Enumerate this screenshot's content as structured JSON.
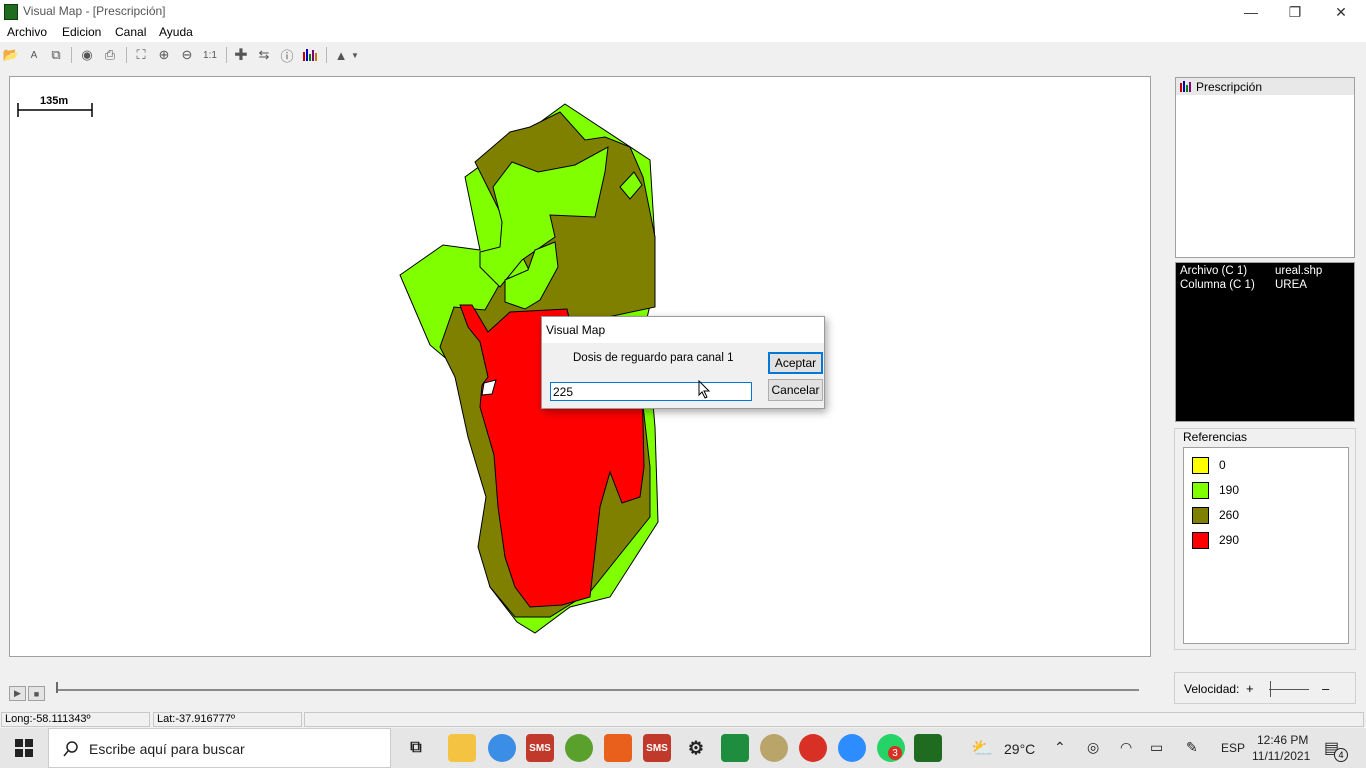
{
  "window": {
    "title": "Visual Map - [Prescripción]",
    "minimize_glyph": "—",
    "restore_glyph": "❐",
    "close_glyph": "✕"
  },
  "menu": [
    "Archivo",
    "Edicion",
    "Canal",
    "Ayuda"
  ],
  "toolbar_icons": [
    "open-folder",
    "label",
    "copy",
    "globe",
    "print",
    "select",
    "zoom-in",
    "zoom-out",
    "zoom-1-1",
    "move",
    "measure",
    "info",
    "chart",
    "text-tool",
    "dropdown"
  ],
  "map": {
    "scale_label": "135m"
  },
  "prescription_panel": {
    "title": "Prescripción"
  },
  "info_panel": {
    "rows": [
      {
        "key": "Archivo (C 1)",
        "value": "ureal.shp"
      },
      {
        "key": "Columna (C 1)",
        "value": "UREA"
      }
    ]
  },
  "references": {
    "title": "Referencias",
    "items": [
      {
        "label": "0",
        "color": "#ffff00"
      },
      {
        "label": "190",
        "color": "#80ff00"
      },
      {
        "label": "260",
        "color": "#808000"
      },
      {
        "label": "290",
        "color": "#ff0000"
      }
    ]
  },
  "playback": {
    "play_glyph": "▶",
    "stop_glyph": "■"
  },
  "speed": {
    "label": "Velocidad:",
    "plus": "+",
    "minus": "–"
  },
  "status": {
    "longitude": "Long:-58.111343º",
    "latitude": "Lat:-37.916777º"
  },
  "dialog": {
    "title": "Visual Map",
    "prompt": "Dosis de reguardo para canal 1",
    "input_value": "225",
    "accept_label": "Aceptar",
    "cancel_label": "Cancelar"
  },
  "taskbar": {
    "search_placeholder": "Escribe aquí para buscar",
    "weather": "29°C",
    "language": "ESP",
    "time": "12:46 PM",
    "date": "11/11/2021",
    "notification_count": "4",
    "whatsapp_badge": "3",
    "app_sms_label": "SMS"
  }
}
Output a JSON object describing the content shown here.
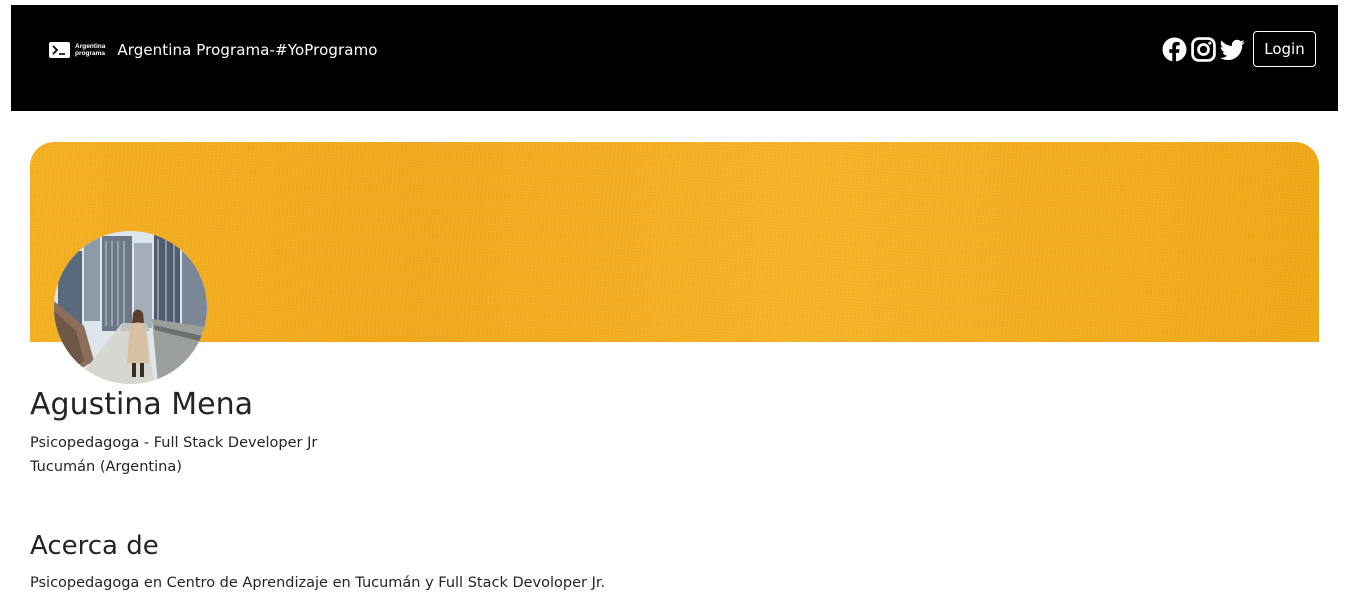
{
  "navbar": {
    "logo_text_line1": "Argentina",
    "logo_text_line2": "programa",
    "brand_title": "Argentina Programa-#YoProgramo",
    "social_icons": [
      "facebook-icon",
      "instagram-icon",
      "twitter-icon"
    ],
    "login_label": "Login",
    "background": "#000000"
  },
  "banner": {
    "color": "#f5b122"
  },
  "profile": {
    "name": "Agustina Mena",
    "subtitle": "Psicopedagoga - Full Stack Developer Jr",
    "location": "Tucumán (Argentina)"
  },
  "about": {
    "title": "Acerca de",
    "text": "Psicopedagoga en Centro de Aprendizaje en Tucumán y Full Stack Devoloper Jr."
  }
}
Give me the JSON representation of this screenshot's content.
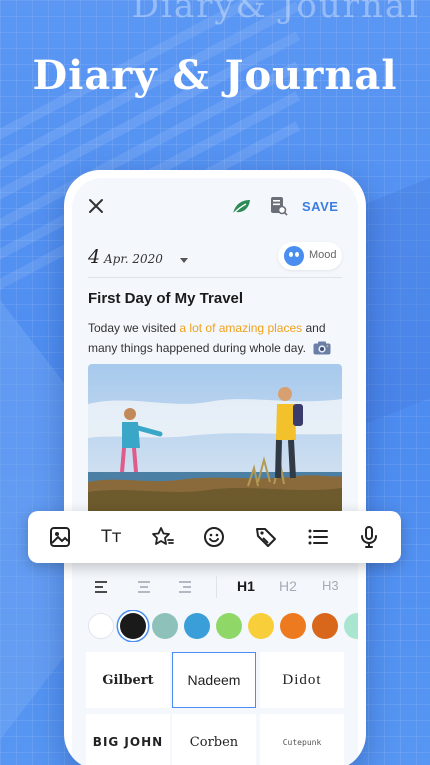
{
  "hero": {
    "ghost_title": "Diary& Journal",
    "title": "Diary & Journal"
  },
  "editor": {
    "save_label": "SAVE",
    "date_day": "4",
    "date_month_year": "Apr. 2020",
    "mood_label": "Mood",
    "entry_title": "First Day of My Travel",
    "body_before": "Today we visited ",
    "body_highlight": "a lot of amazing places",
    "body_after": " and many things happened during whole day.",
    "highlight_color": "#f0a21c",
    "accent_color": "#3b7de0"
  },
  "format_toolbar": {
    "tools": [
      "image-icon",
      "text-size-icon",
      "sticker-star-icon",
      "emoji-icon",
      "tag-icon",
      "bullet-list-icon",
      "microphone-icon"
    ],
    "text_size_glyph": "Tт"
  },
  "paragraph": {
    "headings": [
      "H1",
      "H2",
      "H3"
    ],
    "selected_heading": "H1"
  },
  "colors": {
    "swatches": [
      "#ffffff",
      "#1a1a1a",
      "#8fc1bb",
      "#3a9fd8",
      "#8fd867",
      "#f8cf3a",
      "#ee7a1f",
      "#d9671b",
      "#a8e6cf"
    ],
    "selected": "#1a1a1a"
  },
  "fonts": {
    "options": [
      "Gilbert",
      "Nadeem",
      "Didot",
      "BIG JOHN",
      "Corben",
      "Cutepunk"
    ],
    "selected": "Nadeem"
  }
}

------------------------------------

### What is asked:
Quote the data above in full, leaving out the pictures it holds.

### The solution:
Enumerate this screenshot's content as structured JSON.
{
  "window": {
    "title": "Visual Map - [Prescripción]",
    "minimize_glyph": "—",
    "restore_glyph": "❐",
    "close_glyph": "✕"
  },
  "menu": [
    "Archivo",
    "Edicion",
    "Canal",
    "Ayuda"
  ],
  "toolbar_icons": [
    "open-folder",
    "label",
    "copy",
    "globe",
    "print",
    "select",
    "zoom-in",
    "zoom-out",
    "zoom-1-1",
    "move",
    "measure",
    "info",
    "chart",
    "text-tool",
    "dropdown"
  ],
  "map": {
    "scale_label": "135m"
  },
  "prescription_panel": {
    "title": "Prescripción"
  },
  "info_panel": {
    "rows": [
      {
        "key": "Archivo (C 1)",
        "value": "ureal.shp"
      },
      {
        "key": "Columna (C 1)",
        "value": "UREA"
      }
    ]
  },
  "references": {
    "title": "Referencias",
    "items": [
      {
        "label": "0",
        "color": "#ffff00"
      },
      {
        "label": "190",
        "color": "#80ff00"
      },
      {
        "label": "260",
        "color": "#808000"
      },
      {
        "label": "290",
        "color": "#ff0000"
      }
    ]
  },
  "playback": {
    "play_glyph": "▶",
    "stop_glyph": "■"
  },
  "speed": {
    "label": "Velocidad:",
    "plus": "+",
    "minus": "–"
  },
  "status": {
    "longitude": "Long:-58.111343º",
    "latitude": "Lat:-37.916777º"
  },
  "dialog": {
    "title": "Visual Map",
    "prompt": "Dosis de reguardo para canal 1",
    "input_value": "225",
    "accept_label": "Aceptar",
    "cancel_label": "Cancelar"
  },
  "taskbar": {
    "search_placeholder": "Escribe aquí para buscar",
    "weather": "29°C",
    "language": "ESP",
    "time": "12:46 PM",
    "date": "11/11/2021",
    "notification_count": "4",
    "whatsapp_badge": "3",
    "app_sms_label": "SMS"
  }
}
Output a JSON object describing the content shown here.
{
  "navbar": {
    "logo_text_line1": "Argentina",
    "logo_text_line2": "programa",
    "brand_title": "Argentina Programa-#YoProgramo",
    "social_icons": [
      "facebook-icon",
      "instagram-icon",
      "twitter-icon"
    ],
    "login_label": "Login",
    "background": "#000000"
  },
  "banner": {
    "color": "#f5b122"
  },
  "profile": {
    "name": "Agustina Mena",
    "subtitle": "Psicopedagoga - Full Stack Developer Jr",
    "location": "Tucumán (Argentina)"
  },
  "about": {
    "title": "Acerca de",
    "text": "Psicopedagoga en Centro de Aprendizaje en Tucumán y Full Stack Devoloper Jr."
  }
}
Give me the JSON representation of this screenshot's content.
{
  "hero": {
    "ghost_title": "Diary& Journal",
    "title": "Diary & Journal"
  },
  "editor": {
    "save_label": "SAVE",
    "date_day": "4",
    "date_month_year": "Apr. 2020",
    "mood_label": "Mood",
    "entry_title": "First Day of My Travel",
    "body_before": "Today we visited ",
    "body_highlight": "a lot of amazing places",
    "body_after": " and many things happened during whole day.",
    "highlight_color": "#f0a21c",
    "accent_color": "#3b7de0"
  },
  "format_toolbar": {
    "tools": [
      "image-icon",
      "text-size-icon",
      "sticker-star-icon",
      "emoji-icon",
      "tag-icon",
      "bullet-list-icon",
      "microphone-icon"
    ],
    "text_size_glyph": "Tт"
  },
  "paragraph": {
    "headings": [
      "H1",
      "H2",
      "H3"
    ],
    "selected_heading": "H1"
  },
  "colors": {
    "swatches": [
      "#ffffff",
      "#1a1a1a",
      "#8fc1bb",
      "#3a9fd8",
      "#8fd867",
      "#f8cf3a",
      "#ee7a1f",
      "#d9671b",
      "#a8e6cf"
    ],
    "selected": "#1a1a1a"
  },
  "fonts": {
    "options": [
      "Gilbert",
      "Nadeem",
      "Didot",
      "BIG JOHN",
      "Corben",
      "Cutepunk"
    ],
    "selected": "Nadeem"
  }
}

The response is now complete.